#### PROVIDED RECORDS
====
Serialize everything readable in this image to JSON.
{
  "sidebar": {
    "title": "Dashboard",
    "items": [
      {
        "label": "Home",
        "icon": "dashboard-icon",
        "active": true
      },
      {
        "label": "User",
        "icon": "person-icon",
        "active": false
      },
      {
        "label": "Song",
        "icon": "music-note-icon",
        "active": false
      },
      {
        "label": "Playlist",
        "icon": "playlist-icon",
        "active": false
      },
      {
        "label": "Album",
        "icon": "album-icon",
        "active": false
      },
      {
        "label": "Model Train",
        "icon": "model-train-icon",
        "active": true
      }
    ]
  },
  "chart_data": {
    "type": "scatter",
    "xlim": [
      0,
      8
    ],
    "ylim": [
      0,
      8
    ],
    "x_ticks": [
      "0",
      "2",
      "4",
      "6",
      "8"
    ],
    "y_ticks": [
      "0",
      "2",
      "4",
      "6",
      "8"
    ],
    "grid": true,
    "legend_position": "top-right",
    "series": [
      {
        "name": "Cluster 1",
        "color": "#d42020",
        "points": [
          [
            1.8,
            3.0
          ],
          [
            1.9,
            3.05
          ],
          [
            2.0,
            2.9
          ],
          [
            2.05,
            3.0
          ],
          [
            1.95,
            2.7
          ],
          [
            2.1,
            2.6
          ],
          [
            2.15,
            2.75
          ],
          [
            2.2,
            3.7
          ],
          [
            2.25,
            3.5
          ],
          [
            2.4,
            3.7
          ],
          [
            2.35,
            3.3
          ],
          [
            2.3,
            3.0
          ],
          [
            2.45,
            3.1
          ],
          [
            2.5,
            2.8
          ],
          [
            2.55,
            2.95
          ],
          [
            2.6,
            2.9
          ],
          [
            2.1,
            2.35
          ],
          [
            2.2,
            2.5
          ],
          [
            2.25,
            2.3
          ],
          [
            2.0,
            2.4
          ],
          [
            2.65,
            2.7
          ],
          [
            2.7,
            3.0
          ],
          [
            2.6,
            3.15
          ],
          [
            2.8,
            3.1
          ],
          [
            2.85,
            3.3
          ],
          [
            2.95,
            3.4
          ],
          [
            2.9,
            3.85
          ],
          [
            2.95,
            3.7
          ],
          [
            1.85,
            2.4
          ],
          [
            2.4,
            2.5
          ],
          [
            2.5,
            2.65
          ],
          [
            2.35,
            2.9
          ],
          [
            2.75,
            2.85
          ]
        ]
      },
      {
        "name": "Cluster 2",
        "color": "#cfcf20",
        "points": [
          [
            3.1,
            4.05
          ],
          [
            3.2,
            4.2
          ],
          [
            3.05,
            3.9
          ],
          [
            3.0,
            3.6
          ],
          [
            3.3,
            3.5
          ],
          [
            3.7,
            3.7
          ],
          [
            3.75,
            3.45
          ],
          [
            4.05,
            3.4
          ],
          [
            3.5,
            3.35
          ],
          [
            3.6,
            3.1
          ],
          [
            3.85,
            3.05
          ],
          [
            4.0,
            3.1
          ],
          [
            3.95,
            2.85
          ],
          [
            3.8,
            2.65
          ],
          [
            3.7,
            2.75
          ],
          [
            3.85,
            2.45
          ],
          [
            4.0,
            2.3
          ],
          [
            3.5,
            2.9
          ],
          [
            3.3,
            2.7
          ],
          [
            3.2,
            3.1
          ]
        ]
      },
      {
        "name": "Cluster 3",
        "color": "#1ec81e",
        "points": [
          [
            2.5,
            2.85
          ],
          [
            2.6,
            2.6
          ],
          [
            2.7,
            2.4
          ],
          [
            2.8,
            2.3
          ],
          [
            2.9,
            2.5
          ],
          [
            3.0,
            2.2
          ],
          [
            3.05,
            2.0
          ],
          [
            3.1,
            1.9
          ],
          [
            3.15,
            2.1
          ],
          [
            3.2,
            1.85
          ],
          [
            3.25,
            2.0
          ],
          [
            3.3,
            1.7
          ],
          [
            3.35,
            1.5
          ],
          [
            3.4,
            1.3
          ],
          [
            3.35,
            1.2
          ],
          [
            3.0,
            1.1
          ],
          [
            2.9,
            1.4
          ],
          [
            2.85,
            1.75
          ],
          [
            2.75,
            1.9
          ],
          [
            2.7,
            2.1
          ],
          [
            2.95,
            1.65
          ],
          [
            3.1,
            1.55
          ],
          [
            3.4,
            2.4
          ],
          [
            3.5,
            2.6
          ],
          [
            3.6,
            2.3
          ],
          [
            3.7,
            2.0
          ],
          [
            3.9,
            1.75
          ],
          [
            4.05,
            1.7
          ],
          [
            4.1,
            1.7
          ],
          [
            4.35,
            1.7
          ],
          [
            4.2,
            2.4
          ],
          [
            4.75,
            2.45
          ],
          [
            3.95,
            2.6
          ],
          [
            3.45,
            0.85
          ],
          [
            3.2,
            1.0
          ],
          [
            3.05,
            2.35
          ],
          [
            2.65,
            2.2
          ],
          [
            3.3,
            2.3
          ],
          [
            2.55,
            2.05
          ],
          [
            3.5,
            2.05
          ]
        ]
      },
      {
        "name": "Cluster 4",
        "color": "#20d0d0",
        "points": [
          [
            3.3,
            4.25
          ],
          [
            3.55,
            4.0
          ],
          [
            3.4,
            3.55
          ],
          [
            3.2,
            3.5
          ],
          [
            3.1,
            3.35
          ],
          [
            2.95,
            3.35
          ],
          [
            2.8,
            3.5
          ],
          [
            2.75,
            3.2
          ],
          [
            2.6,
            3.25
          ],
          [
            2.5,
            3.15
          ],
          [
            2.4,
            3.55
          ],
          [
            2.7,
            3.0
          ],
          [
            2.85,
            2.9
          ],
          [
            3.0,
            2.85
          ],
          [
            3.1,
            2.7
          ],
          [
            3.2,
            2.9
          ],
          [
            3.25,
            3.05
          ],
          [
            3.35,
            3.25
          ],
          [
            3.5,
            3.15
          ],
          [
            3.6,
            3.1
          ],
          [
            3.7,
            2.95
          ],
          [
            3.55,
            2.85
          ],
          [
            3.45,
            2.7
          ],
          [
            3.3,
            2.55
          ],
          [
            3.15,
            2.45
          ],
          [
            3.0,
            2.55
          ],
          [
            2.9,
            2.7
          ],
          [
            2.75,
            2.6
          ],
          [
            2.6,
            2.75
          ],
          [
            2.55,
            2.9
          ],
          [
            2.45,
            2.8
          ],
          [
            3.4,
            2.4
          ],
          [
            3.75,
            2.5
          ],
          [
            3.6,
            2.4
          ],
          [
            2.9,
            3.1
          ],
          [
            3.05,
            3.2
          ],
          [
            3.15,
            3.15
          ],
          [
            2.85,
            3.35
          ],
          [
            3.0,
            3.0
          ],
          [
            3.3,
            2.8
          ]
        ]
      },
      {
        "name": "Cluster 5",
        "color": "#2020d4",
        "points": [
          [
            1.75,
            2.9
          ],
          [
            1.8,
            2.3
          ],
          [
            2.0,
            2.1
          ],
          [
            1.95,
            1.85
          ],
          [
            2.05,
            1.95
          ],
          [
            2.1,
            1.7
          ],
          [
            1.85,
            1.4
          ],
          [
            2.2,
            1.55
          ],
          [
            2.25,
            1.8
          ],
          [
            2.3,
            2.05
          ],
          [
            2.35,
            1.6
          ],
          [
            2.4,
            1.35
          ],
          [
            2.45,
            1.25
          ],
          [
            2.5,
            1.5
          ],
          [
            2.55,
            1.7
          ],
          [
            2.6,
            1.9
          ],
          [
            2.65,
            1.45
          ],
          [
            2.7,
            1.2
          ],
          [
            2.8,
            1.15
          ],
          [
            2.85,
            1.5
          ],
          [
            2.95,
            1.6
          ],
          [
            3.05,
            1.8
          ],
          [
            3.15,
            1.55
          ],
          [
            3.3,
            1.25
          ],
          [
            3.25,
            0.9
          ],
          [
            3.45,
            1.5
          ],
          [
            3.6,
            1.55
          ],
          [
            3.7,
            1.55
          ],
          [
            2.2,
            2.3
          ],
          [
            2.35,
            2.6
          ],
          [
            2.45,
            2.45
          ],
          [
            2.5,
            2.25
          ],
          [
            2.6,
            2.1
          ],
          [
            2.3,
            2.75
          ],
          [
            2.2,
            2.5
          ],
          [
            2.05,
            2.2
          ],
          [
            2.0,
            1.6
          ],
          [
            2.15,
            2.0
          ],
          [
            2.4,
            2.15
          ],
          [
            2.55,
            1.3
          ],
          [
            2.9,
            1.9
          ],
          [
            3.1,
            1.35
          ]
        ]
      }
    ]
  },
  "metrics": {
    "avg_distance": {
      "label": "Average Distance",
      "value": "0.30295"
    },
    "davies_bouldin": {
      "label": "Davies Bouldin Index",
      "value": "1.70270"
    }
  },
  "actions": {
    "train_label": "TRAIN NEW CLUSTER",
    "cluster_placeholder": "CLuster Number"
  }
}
====
#### EXERCISE REQUIREMENTS
Pull every line containing "color" out of the records.

#### THE RESPONSE
        "color": "#d42020",
        "color": "#cfcf20",
        "color": "#1ec81e",
        "color": "#20d0d0",
        "color": "#2020d4",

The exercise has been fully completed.